━━━━━ EXERCISE DATA

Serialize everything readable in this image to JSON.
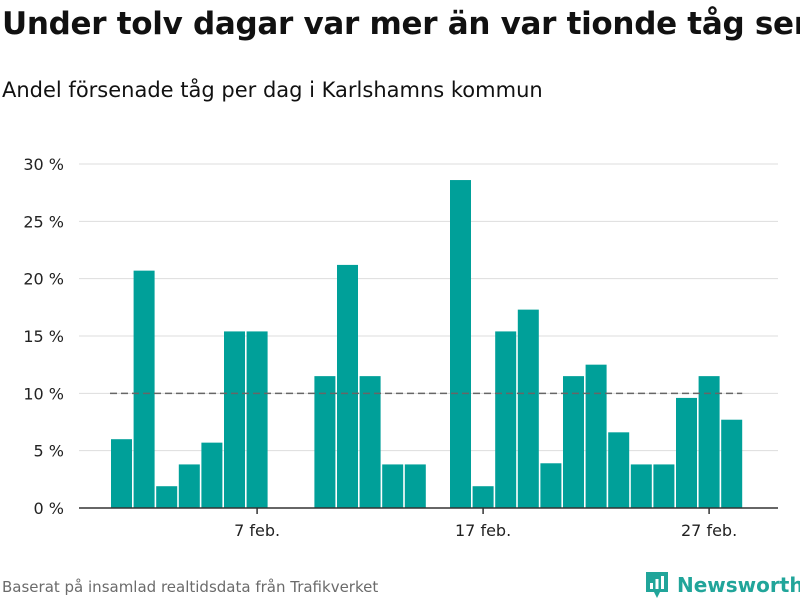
{
  "header": {
    "title": "Under tolv dagar var mer än var tionde tåg sent",
    "subtitle": "Andel försenade tåg per dag i Karlshamns kommun"
  },
  "footer": {
    "source": "Baserat på insamlad realtidsdata från Trafikverket"
  },
  "brand": {
    "name": "Newsworthy",
    "color": "#21a59a"
  },
  "chart_data": {
    "type": "bar",
    "title": "Under tolv dagar var mer än var tionde tåg sent",
    "subtitle": "Andel försenade tåg per dag i Karlshamns kommun",
    "xlabel": "",
    "ylabel": "",
    "ylim": [
      0,
      30
    ],
    "yticks": [
      0,
      5,
      10,
      15,
      20,
      25,
      30
    ],
    "ytick_labels": [
      "0 %",
      "5 %",
      "10 %",
      "15 %",
      "20 %",
      "25 %",
      "30 %"
    ],
    "xticks": [
      {
        "day": 7,
        "label": "7 feb."
      },
      {
        "day": 17,
        "label": "17 feb."
      },
      {
        "day": 27,
        "label": "27 feb."
      }
    ],
    "grid": true,
    "bar_color": "#00a099",
    "reference_line": {
      "value": 10,
      "style": "dashed",
      "color": "#666666"
    },
    "days": [
      1,
      2,
      3,
      4,
      5,
      6,
      7,
      8,
      9,
      10,
      11,
      12,
      13,
      14,
      15,
      16,
      17,
      18,
      19,
      20,
      21,
      22,
      23,
      24,
      25,
      26,
      27,
      28
    ],
    "values": [
      6.0,
      20.7,
      1.9,
      3.8,
      5.7,
      15.4,
      15.4,
      null,
      null,
      11.5,
      21.2,
      11.5,
      3.8,
      3.8,
      null,
      28.6,
      1.9,
      15.4,
      17.3,
      3.9,
      11.5,
      12.5,
      6.6,
      3.8,
      3.8,
      9.6,
      11.5,
      7.7
    ]
  }
}
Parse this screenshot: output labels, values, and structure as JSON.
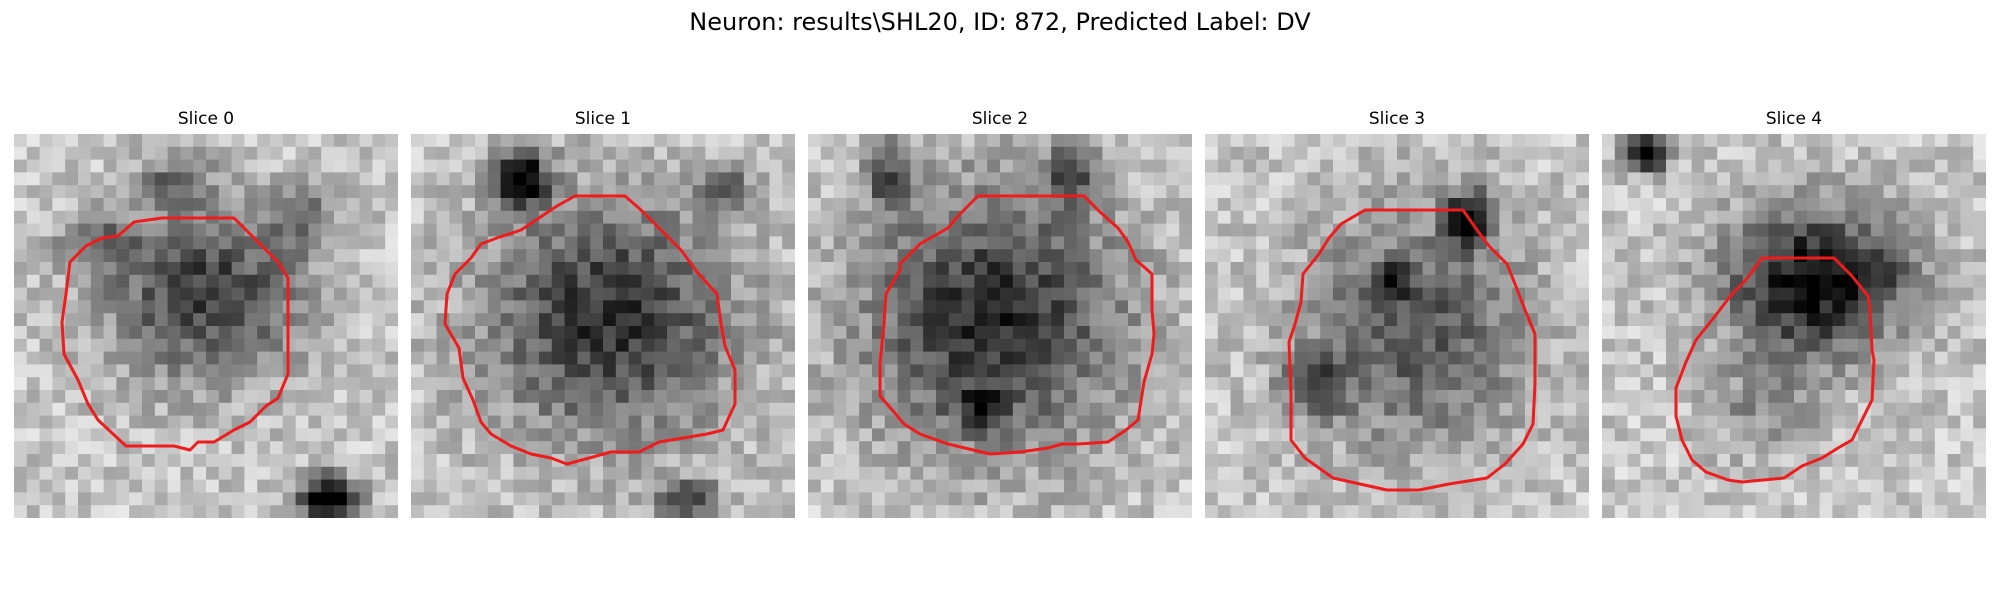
{
  "figure": {
    "title": "Neuron: results\\SHL20, ID: 872, Predicted Label: DV"
  },
  "contour_color": "#ee1c1c",
  "panels": [
    {
      "title": "Slice 0"
    },
    {
      "title": "Slice 1"
    },
    {
      "title": "Slice 2"
    },
    {
      "title": "Slice 3"
    },
    {
      "title": "Slice 4"
    }
  ]
}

━━━━━━━━━━

• STATED TASK:
Copy each line of the listing in which the word "this" can be found.

• REPLY TO THE TASK:
Serialize everything readable in this image to JSON.
Parse this screenshot: output labels, values, and structure as JSON.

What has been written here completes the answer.